▸ Stated task: The data must be written out once more, precisely as given.

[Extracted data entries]
********************
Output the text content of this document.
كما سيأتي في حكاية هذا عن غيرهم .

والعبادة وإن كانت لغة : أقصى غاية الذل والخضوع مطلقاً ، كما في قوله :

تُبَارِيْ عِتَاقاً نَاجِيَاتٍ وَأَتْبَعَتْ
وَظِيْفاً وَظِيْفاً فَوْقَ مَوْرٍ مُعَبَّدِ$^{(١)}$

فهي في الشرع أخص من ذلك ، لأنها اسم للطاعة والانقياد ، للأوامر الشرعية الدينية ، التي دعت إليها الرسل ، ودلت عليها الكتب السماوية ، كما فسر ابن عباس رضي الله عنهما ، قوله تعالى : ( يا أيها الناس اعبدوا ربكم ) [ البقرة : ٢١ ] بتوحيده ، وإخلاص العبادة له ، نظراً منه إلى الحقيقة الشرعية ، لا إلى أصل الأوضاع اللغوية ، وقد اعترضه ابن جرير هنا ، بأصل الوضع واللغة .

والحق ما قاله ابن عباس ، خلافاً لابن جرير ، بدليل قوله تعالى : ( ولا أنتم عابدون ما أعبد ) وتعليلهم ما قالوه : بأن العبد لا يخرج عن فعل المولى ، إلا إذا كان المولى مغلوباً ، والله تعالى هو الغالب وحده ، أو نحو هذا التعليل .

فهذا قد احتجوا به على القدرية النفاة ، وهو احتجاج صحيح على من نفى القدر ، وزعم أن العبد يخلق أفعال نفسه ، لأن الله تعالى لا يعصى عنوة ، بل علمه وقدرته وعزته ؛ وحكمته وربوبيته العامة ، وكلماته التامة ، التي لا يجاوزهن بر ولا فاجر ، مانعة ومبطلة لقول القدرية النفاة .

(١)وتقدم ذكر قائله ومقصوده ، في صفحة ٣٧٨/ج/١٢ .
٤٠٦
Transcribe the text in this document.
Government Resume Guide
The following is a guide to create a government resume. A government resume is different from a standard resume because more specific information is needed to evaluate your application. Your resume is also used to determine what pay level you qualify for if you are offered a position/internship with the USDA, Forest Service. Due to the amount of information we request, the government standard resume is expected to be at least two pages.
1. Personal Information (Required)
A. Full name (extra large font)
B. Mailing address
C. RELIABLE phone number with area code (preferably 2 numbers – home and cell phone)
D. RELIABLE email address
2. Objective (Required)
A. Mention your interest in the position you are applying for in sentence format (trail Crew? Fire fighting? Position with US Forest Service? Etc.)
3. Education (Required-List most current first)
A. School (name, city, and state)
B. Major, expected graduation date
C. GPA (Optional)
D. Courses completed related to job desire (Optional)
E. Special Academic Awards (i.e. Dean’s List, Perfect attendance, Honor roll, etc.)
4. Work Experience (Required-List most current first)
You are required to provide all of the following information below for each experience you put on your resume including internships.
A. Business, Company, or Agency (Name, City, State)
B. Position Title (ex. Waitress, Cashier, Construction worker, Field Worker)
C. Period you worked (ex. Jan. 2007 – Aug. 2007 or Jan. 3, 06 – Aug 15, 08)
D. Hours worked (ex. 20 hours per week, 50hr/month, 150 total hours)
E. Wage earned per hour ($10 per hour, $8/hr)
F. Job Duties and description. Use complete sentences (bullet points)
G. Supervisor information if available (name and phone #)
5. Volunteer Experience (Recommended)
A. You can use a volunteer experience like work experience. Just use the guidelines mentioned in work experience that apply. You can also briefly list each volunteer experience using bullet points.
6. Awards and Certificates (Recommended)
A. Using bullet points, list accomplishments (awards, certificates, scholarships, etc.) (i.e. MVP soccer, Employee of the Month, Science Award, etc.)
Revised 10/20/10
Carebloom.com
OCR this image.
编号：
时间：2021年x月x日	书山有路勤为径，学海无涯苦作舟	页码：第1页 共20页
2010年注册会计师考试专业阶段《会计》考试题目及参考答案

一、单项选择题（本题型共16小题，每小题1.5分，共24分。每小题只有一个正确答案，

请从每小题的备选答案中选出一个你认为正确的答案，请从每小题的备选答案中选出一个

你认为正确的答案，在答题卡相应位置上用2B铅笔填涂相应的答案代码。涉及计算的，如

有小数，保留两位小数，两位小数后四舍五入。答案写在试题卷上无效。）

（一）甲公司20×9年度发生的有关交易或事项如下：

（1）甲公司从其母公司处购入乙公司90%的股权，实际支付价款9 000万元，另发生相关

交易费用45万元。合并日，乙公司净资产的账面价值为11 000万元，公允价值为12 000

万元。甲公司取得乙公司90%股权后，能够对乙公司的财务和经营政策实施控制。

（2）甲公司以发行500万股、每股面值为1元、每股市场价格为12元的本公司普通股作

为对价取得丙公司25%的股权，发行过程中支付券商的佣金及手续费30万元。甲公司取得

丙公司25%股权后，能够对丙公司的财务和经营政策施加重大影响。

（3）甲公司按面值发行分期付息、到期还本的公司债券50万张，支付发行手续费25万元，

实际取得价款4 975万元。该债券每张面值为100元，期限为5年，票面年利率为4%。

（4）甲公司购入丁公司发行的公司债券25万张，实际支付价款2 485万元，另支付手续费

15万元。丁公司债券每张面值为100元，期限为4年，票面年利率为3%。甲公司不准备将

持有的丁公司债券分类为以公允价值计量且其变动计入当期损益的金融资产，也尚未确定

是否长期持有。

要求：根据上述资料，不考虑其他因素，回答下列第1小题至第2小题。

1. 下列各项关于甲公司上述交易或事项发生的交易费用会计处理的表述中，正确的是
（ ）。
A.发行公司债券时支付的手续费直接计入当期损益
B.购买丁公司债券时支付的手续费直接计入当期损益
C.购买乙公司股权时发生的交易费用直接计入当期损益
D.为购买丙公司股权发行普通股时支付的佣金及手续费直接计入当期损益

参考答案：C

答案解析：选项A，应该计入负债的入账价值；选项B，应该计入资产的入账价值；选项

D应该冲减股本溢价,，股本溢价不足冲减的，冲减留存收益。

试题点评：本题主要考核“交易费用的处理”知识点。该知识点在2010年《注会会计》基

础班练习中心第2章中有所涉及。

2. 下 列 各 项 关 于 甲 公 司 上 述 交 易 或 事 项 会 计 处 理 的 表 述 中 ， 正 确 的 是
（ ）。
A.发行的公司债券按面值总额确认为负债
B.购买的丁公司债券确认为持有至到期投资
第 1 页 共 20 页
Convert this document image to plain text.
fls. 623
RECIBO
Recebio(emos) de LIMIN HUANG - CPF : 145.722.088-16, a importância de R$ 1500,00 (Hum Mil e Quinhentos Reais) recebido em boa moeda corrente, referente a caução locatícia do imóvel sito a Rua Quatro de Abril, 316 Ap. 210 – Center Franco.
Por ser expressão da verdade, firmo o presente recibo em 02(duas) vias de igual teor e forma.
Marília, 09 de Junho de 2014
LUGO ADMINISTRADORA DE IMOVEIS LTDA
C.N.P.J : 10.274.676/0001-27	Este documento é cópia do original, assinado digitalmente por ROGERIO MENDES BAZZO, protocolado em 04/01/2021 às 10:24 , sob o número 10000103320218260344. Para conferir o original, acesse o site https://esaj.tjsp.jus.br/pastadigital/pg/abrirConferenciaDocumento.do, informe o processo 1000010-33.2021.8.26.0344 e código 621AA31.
********************
▸ Answer for the task:
Output the text content of this document.
كما سيأتي في حكاية هذا عن غيرهم .

والعبادة وإن كانت لغة : أقصى غاية الذل والخضوع مطلقاً ، كما في قوله :

تُبَارِيْ عِتَاقاً نَاجِيَاتٍ وَأَتْبَعَتْ
وَظِيْفاً وَظِيْفاً فَوْقَ مَوْرٍ مُعَبَّدِ$^{(١)}$

فهي في الشرع أخص من ذلك ، لأنها اسم للطاعة والانقياد ، للأوامر الشرعية الدينية ، التي دعت إليها الرسل ، ودلت عليها الكتب السماوية ، كما فسر ابن عباس رضي الله عنهما ، قوله تعالى : ( يا أيها الناس اعبدوا ربكم ) [ البقرة : ٢١ ] بتوحيده ، وإخلاص العبادة له ، نظراً منه إلى الحقيقة الشرعية ، لا إلى أصل الأوضاع اللغوية ، وقد اعترضه ابن جرير هنا ، بأصل الوضع واللغة .

والحق ما قاله ابن عباس ، خلافاً لابن جرير ، بدليل قوله تعالى : ( ولا أنتم عابدون ما أعبد ) وتعليلهم ما قالوه : بأن العبد لا يخرج عن فعل المولى ، إلا إذا كان المولى مغلوباً ، والله تعالى هو الغالب وحده ، أو نحو هذا التعليل .

فهذا قد احتجوا به على القدرية النفاة ، وهو احتجاج صحيح على من نفى القدر ، وزعم أن العبد يخلق أفعال نفسه ، لأن الله تعالى لا يعصى عنوة ، بل علمه وقدرته وعزته ؛ وحكمته وربوبيته العامة ، وكلماته التامة ، التي لا يجاوزهن بر ولا فاجر ، مانعة ومبطلة لقول القدرية النفاة .

(١)وتقدم ذكر قائله ومقصوده ، في صفحة ٣٧٨/ج/١٢ .
٤٠٦
Transcribe the text in this document.
Government Resume Guide
The following is a guide to create a government resume. A government resume is different from a standard resume because more specific information is needed to evaluate your application. Your resume is also used to determine what pay level you qualify for if you are offered a position/internship with the USDA, Forest Service. Due to the amount of information we request, the government standard resume is expected to be at least two pages.
1. Personal Information (Required)
A. Full name (extra large font)
B. Mailing address
C. RELIABLE phone number with area code (preferably 2 numbers – home and cell phone)
D. RELIABLE email address
2. Objective (Required)
A. Mention your interest in the position you are applying for in sentence format (trail Crew? Fire fighting? Position with US Forest Service? Etc.)
3. Education (Required-List most current first)
A. School (name, city, and state)
B. Major, expected graduation date
C. GPA (Optional)
D. Courses completed related to job desire (Optional)
E. Special Academic Awards (i.e. Dean’s List, Perfect attendance, Honor roll, etc.)
4. Work Experience (Required-List most current first)
You are required to provide all of the following information below for each experience you put on your resume including internships.
A. Business, Company, or Agency (Name, City, State)
B. Position Title (ex. Waitress, Cashier, Construction worker, Field Worker)
C. Period you worked (ex. Jan. 2007 – Aug. 2007 or Jan. 3, 06 – Aug 15, 08)
D. Hours worked (ex. 20 hours per week, 50hr/month, 150 total hours)
E. Wage earned per hour ($10 per hour, $8/hr)
F. Job Duties and description. Use complete sentences (bullet points)
G. Supervisor information if available (name and phone #)
5. Volunteer Experience (Recommended)
A. You can use a volunteer experience like work experience. Just use the guidelines mentioned in work experience that apply. You can also briefly list each volunteer experience using bullet points.
6. Awards and Certificates (Recommended)
A. Using bullet points, list accomplishments (awards, certificates, scholarships, etc.) (i.e. MVP soccer, Employee of the Month, Science Award, etc.)
Revised 10/20/10
Carebloom.com
OCR this image.
编号：
时间：2021年x月x日	书山有路勤为径，学海无涯苦作舟	页码：第1页 共20页
2010年注册会计师考试专业阶段《会计》考试题目及参考答案

一、单项选择题（本题型共16小题，每小题1.5分，共24分。每小题只有一个正确答案，

请从每小题的备选答案中选出一个你认为正确的答案，请从每小题的备选答案中选出一个

你认为正确的答案，在答题卡相应位置上用2B铅笔填涂相应的答案代码。涉及计算的，如

有小数，保留两位小数，两位小数后四舍五入。答案写在试题卷上无效。）

（一）甲公司20×9年度发生的有关交易或事项如下：

（1）甲公司从其母公司处购入乙公司90%的股权，实际支付价款9 000万元，另发生相关

交易费用45万元。合并日，乙公司净资产的账面价值为11 000万元，公允价值为12 000

万元。甲公司取得乙公司90%股权后，能够对乙公司的财务和经营政策实施控制。

（2）甲公司以发行500万股、每股面值为1元、每股市场价格为12元的本公司普通股作

为对价取得丙公司25%的股权，发行过程中支付券商的佣金及手续费30万元。甲公司取得

丙公司25%股权后，能够对丙公司的财务和经营政策施加重大影响。

（3）甲公司按面值发行分期付息、到期还本的公司债券50万张，支付发行手续费25万元，

实际取得价款4 975万元。该债券每张面值为100元，期限为5年，票面年利率为4%。

（4）甲公司购入丁公司发行的公司债券25万张，实际支付价款2 485万元，另支付手续费

15万元。丁公司债券每张面值为100元，期限为4年，票面年利率为3%。甲公司不准备将

持有的丁公司债券分类为以公允价值计量且其变动计入当期损益的金融资产，也尚未确定

是否长期持有。

要求：根据上述资料，不考虑其他因素，回答下列第1小题至第2小题。

1. 下列各项关于甲公司上述交易或事项发生的交易费用会计处理的表述中，正确的是
（ ）。
A.发行公司债券时支付的手续费直接计入当期损益
B.购买丁公司债券时支付的手续费直接计入当期损益
C.购买乙公司股权时发生的交易费用直接计入当期损益
D.为购买丙公司股权发行普通股时支付的佣金及手续费直接计入当期损益

参考答案：C

答案解析：选项A，应该计入负债的入账价值；选项B，应该计入资产的入账价值；选项

D应该冲减股本溢价,，股本溢价不足冲减的，冲减留存收益。

试题点评：本题主要考核“交易费用的处理”知识点。该知识点在2010年《注会会计》基

础班练习中心第2章中有所涉及。

2. 下 列 各 项 关 于 甲 公 司 上 述 交 易 或 事 项 会 计 处 理 的 表 述 中 ， 正 确 的 是
（ ）。
A.发行的公司债券按面值总额确认为负债
B.购买的丁公司债券确认为持有至到期投资
第 1 页 共 20 页
Convert this document image to plain text.
fls. 623
RECIBO
Recebio(emos) de LIMIN HUANG - CPF : 145.722.088-16, a importância de R$ 1500,00 (Hum Mil e Quinhentos Reais) recebido em boa moeda corrente, referente a caução locatícia do imóvel sito a Rua Quatro de Abril, 316 Ap. 210 – Center Franco.
Por ser expressão da verdade, firmo o presente recibo em 02(duas) vias de igual teor e forma.
Marília, 09 de Junho de 2014
LUGO ADMINISTRADORA DE IMOVEIS LTDA
C.N.P.J : 10.274.676/0001-27	Este documento é cópia do original, assinado digitalmente por ROGERIO MENDES BAZZO, protocolado em 04/01/2021 às 10:24 , sob o número 10000103320218260344. Para conferir o original, acesse o site https://esaj.tjsp.jus.br/pastadigital/pg/abrirConferenciaDocumento.do, informe o processo 1000010-33.2021.8.26.0344 e código 621AA31.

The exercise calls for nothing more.